## REQUIRED WORK
Lines holding the string "обеспечение" are the ones to copy from this listing.

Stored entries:
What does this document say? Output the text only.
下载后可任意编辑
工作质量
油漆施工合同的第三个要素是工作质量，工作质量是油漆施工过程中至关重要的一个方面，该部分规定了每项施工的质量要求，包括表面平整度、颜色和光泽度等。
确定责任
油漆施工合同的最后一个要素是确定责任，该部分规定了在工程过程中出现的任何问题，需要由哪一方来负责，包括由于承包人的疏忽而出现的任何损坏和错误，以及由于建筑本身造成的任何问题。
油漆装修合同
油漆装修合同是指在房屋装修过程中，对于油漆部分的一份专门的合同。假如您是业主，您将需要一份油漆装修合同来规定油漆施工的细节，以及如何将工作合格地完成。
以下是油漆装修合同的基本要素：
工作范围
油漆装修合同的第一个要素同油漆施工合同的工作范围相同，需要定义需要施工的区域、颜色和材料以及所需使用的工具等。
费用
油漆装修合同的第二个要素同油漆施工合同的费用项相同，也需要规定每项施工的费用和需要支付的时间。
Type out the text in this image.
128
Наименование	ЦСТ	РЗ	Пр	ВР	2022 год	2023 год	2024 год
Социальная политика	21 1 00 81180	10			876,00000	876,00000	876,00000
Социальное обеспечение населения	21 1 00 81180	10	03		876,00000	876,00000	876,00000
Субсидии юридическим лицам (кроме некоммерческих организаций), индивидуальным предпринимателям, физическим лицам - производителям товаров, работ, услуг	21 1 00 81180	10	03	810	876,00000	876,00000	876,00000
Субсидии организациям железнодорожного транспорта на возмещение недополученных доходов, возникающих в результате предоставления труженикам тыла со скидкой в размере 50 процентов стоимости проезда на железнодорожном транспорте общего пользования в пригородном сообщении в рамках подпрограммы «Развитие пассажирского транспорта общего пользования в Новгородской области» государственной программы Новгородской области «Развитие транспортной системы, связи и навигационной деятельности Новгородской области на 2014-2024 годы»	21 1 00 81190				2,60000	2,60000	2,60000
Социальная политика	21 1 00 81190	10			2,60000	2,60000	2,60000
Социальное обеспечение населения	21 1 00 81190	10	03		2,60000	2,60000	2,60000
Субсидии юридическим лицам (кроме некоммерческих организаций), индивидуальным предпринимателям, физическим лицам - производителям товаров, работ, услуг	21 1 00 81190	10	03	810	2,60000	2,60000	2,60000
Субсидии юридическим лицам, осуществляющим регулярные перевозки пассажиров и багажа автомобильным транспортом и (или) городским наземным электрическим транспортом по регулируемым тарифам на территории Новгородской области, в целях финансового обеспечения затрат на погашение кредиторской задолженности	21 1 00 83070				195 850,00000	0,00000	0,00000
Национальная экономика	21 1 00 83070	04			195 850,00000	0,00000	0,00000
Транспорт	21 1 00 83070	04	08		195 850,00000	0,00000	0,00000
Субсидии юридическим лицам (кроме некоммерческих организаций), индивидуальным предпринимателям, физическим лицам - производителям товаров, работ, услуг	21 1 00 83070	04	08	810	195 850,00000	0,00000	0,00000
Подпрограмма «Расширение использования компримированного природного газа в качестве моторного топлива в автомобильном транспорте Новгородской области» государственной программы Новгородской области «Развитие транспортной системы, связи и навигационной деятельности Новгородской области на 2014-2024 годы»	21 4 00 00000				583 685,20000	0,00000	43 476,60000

## CORRECT ANSWER
Социальное обеспечение населения	21 1 00 81180	10	03		876,00000	876,00000	876,00000
Социальное обеспечение населения	21 1 00 81190	10	03		2,60000	2,60000	2,60000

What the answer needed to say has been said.